- [Exercise instructions]:
Reproduce each line that includes the word "Week".

- [Provided material]:
***
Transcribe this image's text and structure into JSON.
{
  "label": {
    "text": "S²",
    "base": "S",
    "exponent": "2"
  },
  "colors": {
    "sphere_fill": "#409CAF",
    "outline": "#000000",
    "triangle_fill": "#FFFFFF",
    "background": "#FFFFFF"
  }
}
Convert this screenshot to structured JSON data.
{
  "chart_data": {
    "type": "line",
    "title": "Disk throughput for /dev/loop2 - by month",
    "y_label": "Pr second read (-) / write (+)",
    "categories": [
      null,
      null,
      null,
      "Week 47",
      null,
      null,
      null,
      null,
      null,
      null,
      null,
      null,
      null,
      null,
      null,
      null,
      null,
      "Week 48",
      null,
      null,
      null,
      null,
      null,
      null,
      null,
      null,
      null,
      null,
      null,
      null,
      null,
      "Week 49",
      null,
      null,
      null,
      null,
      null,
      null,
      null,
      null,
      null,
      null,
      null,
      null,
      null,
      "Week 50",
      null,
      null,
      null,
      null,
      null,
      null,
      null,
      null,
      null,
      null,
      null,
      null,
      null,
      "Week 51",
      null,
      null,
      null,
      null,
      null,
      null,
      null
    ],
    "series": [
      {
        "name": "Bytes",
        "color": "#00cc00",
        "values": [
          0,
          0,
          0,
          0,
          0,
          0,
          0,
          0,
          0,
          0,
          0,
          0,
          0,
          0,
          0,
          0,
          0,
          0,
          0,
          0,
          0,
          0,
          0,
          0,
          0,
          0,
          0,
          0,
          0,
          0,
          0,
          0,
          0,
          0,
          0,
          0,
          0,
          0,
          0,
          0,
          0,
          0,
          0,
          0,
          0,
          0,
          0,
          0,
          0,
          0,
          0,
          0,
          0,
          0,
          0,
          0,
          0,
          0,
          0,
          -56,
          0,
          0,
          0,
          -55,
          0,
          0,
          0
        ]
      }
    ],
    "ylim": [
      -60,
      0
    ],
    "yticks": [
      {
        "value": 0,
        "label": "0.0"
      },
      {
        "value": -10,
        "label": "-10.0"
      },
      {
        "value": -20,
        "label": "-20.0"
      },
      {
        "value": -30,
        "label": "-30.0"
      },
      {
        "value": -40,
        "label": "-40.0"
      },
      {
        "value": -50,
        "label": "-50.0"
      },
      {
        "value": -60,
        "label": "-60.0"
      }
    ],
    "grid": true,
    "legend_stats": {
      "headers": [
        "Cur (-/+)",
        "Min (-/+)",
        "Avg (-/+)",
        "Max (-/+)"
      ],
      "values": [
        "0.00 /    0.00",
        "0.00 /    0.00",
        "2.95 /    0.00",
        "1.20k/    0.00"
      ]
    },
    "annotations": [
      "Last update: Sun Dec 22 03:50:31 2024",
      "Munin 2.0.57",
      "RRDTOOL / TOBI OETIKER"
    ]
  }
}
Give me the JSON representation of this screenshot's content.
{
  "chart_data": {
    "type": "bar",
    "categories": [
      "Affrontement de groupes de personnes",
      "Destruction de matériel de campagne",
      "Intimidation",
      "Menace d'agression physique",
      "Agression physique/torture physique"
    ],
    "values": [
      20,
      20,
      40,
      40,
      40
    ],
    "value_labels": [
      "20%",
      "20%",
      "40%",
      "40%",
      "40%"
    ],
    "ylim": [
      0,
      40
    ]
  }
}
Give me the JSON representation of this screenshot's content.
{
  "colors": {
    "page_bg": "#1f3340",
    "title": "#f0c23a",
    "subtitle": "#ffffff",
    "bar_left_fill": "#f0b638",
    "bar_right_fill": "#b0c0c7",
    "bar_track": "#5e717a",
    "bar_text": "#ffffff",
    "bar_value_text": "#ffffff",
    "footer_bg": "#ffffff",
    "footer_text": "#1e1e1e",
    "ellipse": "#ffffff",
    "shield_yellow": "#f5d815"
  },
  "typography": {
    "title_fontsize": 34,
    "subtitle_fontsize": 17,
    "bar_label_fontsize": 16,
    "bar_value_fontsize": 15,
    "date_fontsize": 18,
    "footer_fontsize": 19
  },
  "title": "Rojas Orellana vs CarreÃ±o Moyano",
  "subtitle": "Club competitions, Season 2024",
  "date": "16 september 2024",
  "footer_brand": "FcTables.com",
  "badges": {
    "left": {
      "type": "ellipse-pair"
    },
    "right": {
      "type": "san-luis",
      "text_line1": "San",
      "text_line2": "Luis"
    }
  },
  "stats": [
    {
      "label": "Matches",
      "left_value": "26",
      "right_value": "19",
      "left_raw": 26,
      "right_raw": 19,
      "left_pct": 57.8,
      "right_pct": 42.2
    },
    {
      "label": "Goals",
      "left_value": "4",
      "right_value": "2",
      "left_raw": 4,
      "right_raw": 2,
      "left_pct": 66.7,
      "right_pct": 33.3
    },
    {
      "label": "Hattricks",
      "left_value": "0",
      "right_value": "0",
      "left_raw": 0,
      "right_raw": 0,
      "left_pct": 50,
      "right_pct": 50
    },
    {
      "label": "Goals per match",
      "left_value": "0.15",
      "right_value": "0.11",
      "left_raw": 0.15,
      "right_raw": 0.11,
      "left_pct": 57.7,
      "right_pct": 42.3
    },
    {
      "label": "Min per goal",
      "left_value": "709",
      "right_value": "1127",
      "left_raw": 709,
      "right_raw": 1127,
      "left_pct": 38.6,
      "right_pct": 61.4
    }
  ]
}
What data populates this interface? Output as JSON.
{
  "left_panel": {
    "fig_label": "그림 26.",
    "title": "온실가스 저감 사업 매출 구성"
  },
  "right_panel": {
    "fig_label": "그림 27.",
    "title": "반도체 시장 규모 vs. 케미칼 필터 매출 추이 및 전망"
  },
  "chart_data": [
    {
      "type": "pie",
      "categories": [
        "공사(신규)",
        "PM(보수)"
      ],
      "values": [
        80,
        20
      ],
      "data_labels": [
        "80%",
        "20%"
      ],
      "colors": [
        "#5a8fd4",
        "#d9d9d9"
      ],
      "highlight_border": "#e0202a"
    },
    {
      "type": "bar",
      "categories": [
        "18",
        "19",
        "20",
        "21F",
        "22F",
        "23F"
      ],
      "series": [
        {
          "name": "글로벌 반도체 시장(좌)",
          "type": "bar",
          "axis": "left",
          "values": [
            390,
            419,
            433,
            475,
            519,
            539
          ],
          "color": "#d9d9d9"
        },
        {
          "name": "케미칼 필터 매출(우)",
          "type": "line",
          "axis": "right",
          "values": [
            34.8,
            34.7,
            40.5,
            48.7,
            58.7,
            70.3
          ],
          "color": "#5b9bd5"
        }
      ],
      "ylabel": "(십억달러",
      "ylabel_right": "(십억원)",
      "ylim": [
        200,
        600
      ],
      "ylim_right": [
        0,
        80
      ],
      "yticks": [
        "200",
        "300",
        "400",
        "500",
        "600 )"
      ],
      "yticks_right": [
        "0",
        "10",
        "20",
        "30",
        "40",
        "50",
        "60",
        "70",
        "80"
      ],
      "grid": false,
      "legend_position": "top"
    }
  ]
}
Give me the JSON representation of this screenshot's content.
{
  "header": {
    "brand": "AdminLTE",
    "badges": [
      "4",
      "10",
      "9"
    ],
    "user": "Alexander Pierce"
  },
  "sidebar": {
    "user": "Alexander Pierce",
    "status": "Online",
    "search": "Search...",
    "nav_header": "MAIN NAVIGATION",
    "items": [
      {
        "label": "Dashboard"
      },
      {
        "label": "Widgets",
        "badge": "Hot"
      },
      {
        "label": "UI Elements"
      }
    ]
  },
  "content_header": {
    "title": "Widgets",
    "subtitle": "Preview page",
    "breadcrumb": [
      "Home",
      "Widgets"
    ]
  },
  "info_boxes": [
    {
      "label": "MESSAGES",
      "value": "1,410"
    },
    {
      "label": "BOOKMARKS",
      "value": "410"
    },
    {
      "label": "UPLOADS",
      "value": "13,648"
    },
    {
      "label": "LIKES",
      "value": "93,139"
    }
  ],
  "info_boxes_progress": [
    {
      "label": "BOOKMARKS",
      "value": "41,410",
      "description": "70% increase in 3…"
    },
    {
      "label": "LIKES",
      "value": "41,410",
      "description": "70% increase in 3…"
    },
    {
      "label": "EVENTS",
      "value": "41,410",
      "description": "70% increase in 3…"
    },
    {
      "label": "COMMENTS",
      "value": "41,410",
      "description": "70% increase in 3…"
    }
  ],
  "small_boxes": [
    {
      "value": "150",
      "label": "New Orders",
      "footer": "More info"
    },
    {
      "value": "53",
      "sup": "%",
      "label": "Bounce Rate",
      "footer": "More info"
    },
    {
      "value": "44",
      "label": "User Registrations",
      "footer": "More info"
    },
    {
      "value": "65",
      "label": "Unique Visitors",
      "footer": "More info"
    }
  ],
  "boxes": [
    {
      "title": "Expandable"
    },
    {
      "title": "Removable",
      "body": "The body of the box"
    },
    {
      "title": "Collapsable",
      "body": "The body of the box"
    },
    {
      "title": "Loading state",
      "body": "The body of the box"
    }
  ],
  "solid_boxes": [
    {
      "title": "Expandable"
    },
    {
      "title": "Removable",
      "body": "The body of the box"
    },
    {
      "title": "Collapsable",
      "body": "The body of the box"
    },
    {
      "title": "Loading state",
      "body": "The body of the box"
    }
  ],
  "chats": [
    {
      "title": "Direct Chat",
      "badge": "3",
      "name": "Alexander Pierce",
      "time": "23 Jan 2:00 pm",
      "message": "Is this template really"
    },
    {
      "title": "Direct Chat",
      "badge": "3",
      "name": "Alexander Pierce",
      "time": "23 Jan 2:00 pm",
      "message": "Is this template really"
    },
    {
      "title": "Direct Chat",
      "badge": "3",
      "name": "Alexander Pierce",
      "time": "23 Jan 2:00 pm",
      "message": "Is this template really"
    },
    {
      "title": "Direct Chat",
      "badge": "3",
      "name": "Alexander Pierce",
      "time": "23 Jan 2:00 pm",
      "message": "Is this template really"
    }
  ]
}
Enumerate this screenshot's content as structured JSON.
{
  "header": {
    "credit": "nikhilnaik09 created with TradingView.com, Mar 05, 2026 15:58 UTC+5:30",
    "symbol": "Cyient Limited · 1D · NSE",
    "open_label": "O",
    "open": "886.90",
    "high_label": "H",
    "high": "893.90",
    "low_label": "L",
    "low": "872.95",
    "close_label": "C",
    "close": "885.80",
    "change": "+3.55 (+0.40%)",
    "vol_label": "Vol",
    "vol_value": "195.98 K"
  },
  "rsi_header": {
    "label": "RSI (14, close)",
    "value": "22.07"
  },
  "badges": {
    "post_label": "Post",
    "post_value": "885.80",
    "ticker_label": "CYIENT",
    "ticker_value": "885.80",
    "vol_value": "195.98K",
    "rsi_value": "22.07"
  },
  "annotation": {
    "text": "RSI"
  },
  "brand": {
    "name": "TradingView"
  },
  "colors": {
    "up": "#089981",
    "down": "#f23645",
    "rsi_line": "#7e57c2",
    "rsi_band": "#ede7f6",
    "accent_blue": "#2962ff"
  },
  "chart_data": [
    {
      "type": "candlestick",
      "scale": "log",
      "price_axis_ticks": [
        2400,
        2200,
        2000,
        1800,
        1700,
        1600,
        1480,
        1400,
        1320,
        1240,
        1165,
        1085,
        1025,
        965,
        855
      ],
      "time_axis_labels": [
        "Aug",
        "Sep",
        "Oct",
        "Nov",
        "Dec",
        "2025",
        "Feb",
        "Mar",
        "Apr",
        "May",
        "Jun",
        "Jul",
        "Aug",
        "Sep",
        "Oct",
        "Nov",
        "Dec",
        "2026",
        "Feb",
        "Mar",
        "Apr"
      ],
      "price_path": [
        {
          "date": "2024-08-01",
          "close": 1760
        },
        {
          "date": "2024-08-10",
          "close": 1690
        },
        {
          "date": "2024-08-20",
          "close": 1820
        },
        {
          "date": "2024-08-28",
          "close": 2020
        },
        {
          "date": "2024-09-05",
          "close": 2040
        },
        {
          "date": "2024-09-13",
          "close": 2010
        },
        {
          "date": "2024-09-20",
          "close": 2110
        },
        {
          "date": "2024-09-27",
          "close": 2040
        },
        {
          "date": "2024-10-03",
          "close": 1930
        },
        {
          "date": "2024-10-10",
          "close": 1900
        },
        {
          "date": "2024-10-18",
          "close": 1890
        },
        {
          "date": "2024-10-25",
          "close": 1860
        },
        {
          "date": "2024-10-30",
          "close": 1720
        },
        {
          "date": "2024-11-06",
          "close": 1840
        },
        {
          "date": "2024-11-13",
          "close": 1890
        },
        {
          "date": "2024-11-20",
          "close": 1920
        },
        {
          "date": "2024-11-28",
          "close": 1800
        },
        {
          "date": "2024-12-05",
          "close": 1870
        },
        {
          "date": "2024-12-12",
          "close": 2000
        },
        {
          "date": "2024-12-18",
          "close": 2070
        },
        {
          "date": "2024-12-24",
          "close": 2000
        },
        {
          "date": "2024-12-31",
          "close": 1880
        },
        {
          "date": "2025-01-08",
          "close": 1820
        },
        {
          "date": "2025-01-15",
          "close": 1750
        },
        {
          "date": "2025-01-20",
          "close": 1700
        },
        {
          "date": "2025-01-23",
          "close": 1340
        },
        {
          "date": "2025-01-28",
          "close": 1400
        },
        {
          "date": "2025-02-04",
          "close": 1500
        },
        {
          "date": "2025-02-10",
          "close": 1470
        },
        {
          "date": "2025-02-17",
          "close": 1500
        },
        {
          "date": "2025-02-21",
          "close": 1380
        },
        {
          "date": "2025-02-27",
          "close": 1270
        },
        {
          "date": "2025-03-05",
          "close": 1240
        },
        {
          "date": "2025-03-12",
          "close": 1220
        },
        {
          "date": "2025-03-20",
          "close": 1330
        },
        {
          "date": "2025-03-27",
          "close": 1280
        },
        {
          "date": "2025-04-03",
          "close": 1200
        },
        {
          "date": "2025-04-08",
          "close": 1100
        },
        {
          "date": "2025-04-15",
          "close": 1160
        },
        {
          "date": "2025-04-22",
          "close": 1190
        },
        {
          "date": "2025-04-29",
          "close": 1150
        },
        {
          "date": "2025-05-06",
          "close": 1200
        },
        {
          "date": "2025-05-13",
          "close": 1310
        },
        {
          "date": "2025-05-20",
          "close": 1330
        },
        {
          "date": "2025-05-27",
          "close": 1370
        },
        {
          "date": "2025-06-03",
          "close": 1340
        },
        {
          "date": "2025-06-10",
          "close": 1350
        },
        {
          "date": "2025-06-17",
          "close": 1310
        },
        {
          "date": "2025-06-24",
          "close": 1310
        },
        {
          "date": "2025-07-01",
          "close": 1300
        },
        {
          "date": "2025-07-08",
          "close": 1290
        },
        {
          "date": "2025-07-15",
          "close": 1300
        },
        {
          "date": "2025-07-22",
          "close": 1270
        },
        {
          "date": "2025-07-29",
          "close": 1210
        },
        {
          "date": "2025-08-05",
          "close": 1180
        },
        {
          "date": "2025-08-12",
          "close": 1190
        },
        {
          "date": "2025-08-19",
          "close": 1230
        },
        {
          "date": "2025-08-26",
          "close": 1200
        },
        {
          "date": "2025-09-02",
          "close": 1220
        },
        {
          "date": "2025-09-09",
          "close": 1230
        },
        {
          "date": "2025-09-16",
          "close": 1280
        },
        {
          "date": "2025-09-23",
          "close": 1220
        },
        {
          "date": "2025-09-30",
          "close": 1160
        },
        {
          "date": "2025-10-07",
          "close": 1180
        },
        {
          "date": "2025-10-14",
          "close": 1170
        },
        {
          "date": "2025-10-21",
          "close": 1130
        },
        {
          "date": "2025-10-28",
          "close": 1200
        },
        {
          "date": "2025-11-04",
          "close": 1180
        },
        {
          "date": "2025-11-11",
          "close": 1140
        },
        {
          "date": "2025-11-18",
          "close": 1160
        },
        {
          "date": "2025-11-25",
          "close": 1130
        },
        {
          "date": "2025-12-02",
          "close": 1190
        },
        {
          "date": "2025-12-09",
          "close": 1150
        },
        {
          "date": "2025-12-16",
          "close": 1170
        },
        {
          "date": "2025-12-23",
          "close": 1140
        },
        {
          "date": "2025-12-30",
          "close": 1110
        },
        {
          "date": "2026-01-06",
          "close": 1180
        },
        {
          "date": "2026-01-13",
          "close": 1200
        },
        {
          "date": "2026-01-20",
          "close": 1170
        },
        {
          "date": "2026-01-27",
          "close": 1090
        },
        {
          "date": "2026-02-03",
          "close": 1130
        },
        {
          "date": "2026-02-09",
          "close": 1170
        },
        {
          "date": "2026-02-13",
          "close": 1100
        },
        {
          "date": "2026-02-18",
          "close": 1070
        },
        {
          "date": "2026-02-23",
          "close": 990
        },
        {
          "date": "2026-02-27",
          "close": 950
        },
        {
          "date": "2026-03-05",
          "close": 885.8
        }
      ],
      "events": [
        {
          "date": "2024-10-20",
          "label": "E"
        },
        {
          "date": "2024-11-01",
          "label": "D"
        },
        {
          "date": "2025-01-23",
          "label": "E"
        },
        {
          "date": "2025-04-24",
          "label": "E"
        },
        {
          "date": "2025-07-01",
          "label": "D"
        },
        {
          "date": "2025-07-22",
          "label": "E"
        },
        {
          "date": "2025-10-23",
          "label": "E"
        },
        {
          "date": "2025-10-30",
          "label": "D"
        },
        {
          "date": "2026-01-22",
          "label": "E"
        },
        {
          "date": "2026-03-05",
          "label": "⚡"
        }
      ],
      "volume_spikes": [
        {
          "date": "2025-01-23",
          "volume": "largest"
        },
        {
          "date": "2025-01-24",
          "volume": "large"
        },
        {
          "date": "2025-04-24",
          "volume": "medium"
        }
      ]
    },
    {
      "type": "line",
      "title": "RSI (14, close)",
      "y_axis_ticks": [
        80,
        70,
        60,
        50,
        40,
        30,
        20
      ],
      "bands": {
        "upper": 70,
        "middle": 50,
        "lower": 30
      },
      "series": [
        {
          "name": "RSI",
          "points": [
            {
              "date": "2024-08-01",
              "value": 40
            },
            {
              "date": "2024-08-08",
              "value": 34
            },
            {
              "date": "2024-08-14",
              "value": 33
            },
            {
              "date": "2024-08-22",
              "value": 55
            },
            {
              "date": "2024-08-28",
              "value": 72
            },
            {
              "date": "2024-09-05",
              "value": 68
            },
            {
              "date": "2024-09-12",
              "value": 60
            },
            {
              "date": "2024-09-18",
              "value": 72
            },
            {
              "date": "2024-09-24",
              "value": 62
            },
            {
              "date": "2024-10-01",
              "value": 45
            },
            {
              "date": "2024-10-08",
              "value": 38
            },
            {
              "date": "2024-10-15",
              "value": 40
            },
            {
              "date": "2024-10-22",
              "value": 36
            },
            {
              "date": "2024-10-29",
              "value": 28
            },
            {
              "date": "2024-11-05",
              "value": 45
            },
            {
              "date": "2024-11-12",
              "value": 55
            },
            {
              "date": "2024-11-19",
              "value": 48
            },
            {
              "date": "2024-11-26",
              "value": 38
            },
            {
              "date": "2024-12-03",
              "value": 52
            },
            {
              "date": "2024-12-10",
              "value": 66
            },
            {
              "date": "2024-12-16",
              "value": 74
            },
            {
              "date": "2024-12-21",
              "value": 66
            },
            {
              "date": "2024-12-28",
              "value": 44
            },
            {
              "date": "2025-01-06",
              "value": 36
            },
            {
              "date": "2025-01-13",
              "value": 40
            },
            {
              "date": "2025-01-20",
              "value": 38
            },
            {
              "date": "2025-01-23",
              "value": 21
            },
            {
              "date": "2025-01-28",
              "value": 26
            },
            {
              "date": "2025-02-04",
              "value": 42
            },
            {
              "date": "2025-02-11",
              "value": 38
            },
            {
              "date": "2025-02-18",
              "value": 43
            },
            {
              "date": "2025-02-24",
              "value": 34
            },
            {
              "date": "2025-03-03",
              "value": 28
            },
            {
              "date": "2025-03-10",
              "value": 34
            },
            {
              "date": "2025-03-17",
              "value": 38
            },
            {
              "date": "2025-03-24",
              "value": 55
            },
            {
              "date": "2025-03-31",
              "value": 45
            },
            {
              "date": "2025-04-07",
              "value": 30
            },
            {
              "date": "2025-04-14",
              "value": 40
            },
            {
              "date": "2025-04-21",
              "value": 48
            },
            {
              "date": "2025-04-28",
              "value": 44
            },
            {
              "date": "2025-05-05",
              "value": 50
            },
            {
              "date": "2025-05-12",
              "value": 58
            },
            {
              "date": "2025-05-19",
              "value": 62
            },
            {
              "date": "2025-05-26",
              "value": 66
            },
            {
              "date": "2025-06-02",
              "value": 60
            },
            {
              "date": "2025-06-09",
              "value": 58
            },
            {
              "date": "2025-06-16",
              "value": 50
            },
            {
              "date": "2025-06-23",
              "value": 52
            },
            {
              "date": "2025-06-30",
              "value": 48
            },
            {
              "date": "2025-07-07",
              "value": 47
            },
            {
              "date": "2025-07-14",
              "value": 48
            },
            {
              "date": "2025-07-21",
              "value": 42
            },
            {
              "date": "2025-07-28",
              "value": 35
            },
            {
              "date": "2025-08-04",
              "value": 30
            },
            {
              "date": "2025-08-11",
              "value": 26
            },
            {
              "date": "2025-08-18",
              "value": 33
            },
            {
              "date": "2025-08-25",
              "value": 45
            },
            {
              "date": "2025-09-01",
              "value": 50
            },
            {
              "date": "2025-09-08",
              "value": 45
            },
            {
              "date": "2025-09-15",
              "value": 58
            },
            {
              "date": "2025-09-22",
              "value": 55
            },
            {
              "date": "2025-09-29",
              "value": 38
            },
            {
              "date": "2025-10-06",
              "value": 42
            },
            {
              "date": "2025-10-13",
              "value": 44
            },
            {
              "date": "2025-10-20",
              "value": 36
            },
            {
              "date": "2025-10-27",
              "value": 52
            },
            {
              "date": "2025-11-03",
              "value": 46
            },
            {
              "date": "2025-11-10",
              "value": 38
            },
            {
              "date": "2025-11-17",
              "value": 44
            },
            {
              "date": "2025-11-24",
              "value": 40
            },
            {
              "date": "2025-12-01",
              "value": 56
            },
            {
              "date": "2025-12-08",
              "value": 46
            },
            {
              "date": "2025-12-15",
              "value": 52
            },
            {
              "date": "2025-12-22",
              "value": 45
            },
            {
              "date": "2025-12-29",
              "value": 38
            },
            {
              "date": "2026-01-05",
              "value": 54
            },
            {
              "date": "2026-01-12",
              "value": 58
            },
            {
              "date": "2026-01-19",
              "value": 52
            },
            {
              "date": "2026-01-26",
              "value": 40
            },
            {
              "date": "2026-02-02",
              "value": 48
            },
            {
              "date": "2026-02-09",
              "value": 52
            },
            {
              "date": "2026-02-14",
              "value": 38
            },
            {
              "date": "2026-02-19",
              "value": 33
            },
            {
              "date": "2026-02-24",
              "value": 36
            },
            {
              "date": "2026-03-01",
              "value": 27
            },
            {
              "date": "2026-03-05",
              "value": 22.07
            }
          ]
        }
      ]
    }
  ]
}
***
- [Reply]:
      "Week 47",
      "Week 48",
      "Week 49",
      "Week 50",
      "Week 51",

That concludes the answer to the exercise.